Begin Given data

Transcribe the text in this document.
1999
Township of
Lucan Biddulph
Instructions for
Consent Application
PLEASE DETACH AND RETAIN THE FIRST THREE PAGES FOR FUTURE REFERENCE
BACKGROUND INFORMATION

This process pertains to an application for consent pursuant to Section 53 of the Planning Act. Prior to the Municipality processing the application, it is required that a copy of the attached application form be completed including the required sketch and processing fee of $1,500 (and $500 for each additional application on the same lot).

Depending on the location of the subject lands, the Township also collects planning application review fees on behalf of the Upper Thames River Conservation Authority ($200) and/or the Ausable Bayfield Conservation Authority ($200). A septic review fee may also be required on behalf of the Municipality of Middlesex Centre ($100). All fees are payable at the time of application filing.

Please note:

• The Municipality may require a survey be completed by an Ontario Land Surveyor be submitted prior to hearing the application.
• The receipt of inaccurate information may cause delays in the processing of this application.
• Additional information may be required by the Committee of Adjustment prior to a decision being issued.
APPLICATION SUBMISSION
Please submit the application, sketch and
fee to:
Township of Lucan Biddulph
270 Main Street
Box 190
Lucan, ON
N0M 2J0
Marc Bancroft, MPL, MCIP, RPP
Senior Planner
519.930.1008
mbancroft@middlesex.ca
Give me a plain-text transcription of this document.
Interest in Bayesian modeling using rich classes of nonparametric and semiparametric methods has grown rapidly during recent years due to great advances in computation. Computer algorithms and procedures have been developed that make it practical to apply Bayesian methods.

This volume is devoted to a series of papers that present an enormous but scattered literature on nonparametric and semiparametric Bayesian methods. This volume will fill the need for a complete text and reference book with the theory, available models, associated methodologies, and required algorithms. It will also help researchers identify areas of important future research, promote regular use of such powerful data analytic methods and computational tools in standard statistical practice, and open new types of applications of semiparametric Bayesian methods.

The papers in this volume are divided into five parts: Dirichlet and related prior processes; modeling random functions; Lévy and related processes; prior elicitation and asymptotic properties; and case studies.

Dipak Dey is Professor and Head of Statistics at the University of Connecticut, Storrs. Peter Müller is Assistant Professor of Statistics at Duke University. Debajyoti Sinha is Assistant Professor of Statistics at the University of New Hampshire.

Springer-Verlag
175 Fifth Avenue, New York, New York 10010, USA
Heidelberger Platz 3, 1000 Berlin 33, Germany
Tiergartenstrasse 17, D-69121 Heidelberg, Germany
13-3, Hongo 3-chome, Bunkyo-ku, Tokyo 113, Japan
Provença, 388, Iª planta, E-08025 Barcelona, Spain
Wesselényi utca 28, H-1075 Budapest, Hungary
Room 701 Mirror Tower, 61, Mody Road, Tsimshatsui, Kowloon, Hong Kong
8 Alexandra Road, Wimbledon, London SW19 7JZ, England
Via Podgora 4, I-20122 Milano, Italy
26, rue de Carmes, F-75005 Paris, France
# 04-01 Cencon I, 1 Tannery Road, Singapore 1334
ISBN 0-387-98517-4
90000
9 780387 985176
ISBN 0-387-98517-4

End Given data

_Direction_
Reproduce the whole listing word for word.

_Exercise output_
Transcribe the text in this document.
1999
Township of
Lucan Biddulph
Instructions for
Consent Application
PLEASE DETACH AND RETAIN THE FIRST THREE PAGES FOR FUTURE REFERENCE
BACKGROUND INFORMATION

This process pertains to an application for consent pursuant to Section 53 of the Planning Act. Prior to the Municipality processing the application, it is required that a copy of the attached application form be completed including the required sketch and processing fee of $1,500 (and $500 for each additional application on the same lot).

Depending on the location of the subject lands, the Township also collects planning application review fees on behalf of the Upper Thames River Conservation Authority ($200) and/or the Ausable Bayfield Conservation Authority ($200). A septic review fee may also be required on behalf of the Municipality of Middlesex Centre ($100). All fees are payable at the time of application filing.

Please note:

• The Municipality may require a survey be completed by an Ontario Land Surveyor be submitted prior to hearing the application.
• The receipt of inaccurate information may cause delays in the processing of this application.
• Additional information may be required by the Committee of Adjustment prior to a decision being issued.
APPLICATION SUBMISSION
Please submit the application, sketch and
fee to:
Township of Lucan Biddulph
270 Main Street
Box 190
Lucan, ON
N0M 2J0
Marc Bancroft, MPL, MCIP, RPP
Senior Planner
519.930.1008
mbancroft@middlesex.ca
Give me a plain-text transcription of this document.
Interest in Bayesian modeling using rich classes of nonparametric and semiparametric methods has grown rapidly during recent years due to great advances in computation. Computer algorithms and procedures have been developed that make it practical to apply Bayesian methods.

This volume is devoted to a series of papers that present an enormous but scattered literature on nonparametric and semiparametric Bayesian methods. This volume will fill the need for a complete text and reference book with the theory, available models, associated methodologies, and required algorithms. It will also help researchers identify areas of important future research, promote regular use of such powerful data analytic methods and computational tools in standard statistical practice, and open new types of applications of semiparametric Bayesian methods.

The papers in this volume are divided into five parts: Dirichlet and related prior processes; modeling random functions; Lévy and related processes; prior elicitation and asymptotic properties; and case studies.

Dipak Dey is Professor and Head of Statistics at the University of Connecticut, Storrs. Peter Müller is Assistant Professor of Statistics at Duke University. Debajyoti Sinha is Assistant Professor of Statistics at the University of New Hampshire.

Springer-Verlag
175 Fifth Avenue, New York, New York 10010, USA
Heidelberger Platz 3, 1000 Berlin 33, Germany
Tiergartenstrasse 17, D-69121 Heidelberg, Germany
13-3, Hongo 3-chome, Bunkyo-ku, Tokyo 113, Japan
Provença, 388, Iª planta, E-08025 Barcelona, Spain
Wesselényi utca 28, H-1075 Budapest, Hungary
Room 701 Mirror Tower, 61, Mody Road, Tsimshatsui, Kowloon, Hong Kong
8 Alexandra Road, Wimbledon, London SW19 7JZ, England
Via Podgora 4, I-20122 Milano, Italy
26, rue de Carmes, F-75005 Paris, France
# 04-01 Cencon I, 1 Tannery Road, Singapore 1334
ISBN 0-387-98517-4
90000
9 780387 985176
ISBN 0-387-98517-4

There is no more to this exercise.